● **To be done**
Copy every line of the data that contains the string "four".
## Begin Working data
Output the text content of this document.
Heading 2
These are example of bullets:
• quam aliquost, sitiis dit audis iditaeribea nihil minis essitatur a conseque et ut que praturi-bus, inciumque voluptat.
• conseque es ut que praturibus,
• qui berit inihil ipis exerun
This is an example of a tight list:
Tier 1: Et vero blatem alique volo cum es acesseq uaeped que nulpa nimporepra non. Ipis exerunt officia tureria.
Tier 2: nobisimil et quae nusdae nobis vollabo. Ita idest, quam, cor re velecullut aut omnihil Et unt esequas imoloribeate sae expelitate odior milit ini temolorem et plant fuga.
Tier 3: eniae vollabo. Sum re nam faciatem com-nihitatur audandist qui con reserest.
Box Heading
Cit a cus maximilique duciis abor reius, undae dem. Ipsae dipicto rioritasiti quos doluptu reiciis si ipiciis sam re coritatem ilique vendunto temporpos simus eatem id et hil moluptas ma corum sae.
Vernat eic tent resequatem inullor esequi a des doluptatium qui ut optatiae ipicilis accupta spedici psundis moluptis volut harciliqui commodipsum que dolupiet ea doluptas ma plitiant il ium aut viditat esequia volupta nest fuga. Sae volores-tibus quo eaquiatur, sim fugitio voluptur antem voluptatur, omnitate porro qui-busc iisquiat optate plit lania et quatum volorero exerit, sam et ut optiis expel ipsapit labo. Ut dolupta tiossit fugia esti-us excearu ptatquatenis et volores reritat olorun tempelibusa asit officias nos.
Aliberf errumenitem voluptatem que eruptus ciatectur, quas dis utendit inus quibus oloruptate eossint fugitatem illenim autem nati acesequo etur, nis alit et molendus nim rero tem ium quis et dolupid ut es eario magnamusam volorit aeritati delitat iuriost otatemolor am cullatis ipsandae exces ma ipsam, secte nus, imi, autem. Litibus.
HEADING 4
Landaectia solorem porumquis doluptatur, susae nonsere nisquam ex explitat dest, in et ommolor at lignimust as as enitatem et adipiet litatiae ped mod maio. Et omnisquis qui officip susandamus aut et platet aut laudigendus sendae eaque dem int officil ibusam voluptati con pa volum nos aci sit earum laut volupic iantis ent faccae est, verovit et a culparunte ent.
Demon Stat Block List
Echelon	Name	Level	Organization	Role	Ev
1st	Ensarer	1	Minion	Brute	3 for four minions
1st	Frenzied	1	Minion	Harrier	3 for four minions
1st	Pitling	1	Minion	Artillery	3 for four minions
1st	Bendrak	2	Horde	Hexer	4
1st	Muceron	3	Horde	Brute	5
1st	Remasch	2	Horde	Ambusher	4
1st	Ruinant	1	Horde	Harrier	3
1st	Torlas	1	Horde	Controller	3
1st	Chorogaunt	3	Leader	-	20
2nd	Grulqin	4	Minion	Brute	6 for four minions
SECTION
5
## End Working data
● **Complete output**
1st	Ensarer	1	Minion	Brute	3 for four minions
1st	Frenzied	1	Minion	Harrier	3 for four minions
1st	Pitling	1	Minion	Artillery	3 for four minions
2nd	Grulqin	4	Minion	Brute	6 for four minions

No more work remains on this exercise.